━━━━━ Supplied data ━━━━━

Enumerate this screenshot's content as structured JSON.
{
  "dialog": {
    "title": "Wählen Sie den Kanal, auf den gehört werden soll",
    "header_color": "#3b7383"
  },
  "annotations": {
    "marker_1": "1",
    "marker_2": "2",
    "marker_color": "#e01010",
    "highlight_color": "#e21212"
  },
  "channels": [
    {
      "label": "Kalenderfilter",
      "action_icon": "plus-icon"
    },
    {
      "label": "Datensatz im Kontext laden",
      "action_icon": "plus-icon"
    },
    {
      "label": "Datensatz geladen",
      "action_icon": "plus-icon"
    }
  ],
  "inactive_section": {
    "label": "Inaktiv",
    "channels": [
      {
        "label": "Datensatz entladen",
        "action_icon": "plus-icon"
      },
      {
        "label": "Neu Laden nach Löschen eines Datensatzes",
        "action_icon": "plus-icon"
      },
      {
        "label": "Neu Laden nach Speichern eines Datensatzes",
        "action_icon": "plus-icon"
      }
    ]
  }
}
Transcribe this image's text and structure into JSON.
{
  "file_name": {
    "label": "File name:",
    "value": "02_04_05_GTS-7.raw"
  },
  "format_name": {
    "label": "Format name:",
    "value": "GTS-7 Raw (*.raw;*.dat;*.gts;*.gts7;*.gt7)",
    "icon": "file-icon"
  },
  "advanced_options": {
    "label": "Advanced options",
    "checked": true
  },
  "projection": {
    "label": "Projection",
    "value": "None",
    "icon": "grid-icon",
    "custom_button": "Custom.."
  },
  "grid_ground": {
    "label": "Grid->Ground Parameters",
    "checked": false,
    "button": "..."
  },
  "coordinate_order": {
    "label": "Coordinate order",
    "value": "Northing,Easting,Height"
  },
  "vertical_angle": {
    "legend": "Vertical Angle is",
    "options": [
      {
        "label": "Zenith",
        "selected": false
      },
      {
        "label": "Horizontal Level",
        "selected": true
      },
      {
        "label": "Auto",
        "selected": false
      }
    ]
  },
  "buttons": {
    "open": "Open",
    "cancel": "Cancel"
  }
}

━━━━━

The task:
The records above are to be repeated exactly, in their entirety.

Final answer:
Enumerate this screenshot's content as structured JSON.
{
  "dialog": {
    "title": "Wählen Sie den Kanal, auf den gehört werden soll",
    "header_color": "#3b7383"
  },
  "annotations": {
    "marker_1": "1",
    "marker_2": "2",
    "marker_color": "#e01010",
    "highlight_color": "#e21212"
  },
  "channels": [
    {
      "label": "Kalenderfilter",
      "action_icon": "plus-icon"
    },
    {
      "label": "Datensatz im Kontext laden",
      "action_icon": "plus-icon"
    },
    {
      "label": "Datensatz geladen",
      "action_icon": "plus-icon"
    }
  ],
  "inactive_section": {
    "label": "Inaktiv",
    "channels": [
      {
        "label": "Datensatz entladen",
        "action_icon": "plus-icon"
      },
      {
        "label": "Neu Laden nach Löschen eines Datensatzes",
        "action_icon": "plus-icon"
      },
      {
        "label": "Neu Laden nach Speichern eines Datensatzes",
        "action_icon": "plus-icon"
      }
    ]
  }
}
Transcribe this image's text and structure into JSON.
{
  "file_name": {
    "label": "File name:",
    "value": "02_04_05_GTS-7.raw"
  },
  "format_name": {
    "label": "Format name:",
    "value": "GTS-7 Raw (*.raw;*.dat;*.gts;*.gts7;*.gt7)",
    "icon": "file-icon"
  },
  "advanced_options": {
    "label": "Advanced options",
    "checked": true
  },
  "projection": {
    "label": "Projection",
    "value": "None",
    "icon": "grid-icon",
    "custom_button": "Custom.."
  },
  "grid_ground": {
    "label": "Grid->Ground Parameters",
    "checked": false,
    "button": "..."
  },
  "coordinate_order": {
    "label": "Coordinate order",
    "value": "Northing,Easting,Height"
  },
  "vertical_angle": {
    "legend": "Vertical Angle is",
    "options": [
      {
        "label": "Zenith",
        "selected": false
      },
      {
        "label": "Horizontal Level",
        "selected": true
      },
      {
        "label": "Auto",
        "selected": false
      }
    ]
  },
  "buttons": {
    "open": "Open",
    "cancel": "Cancel"
  }
}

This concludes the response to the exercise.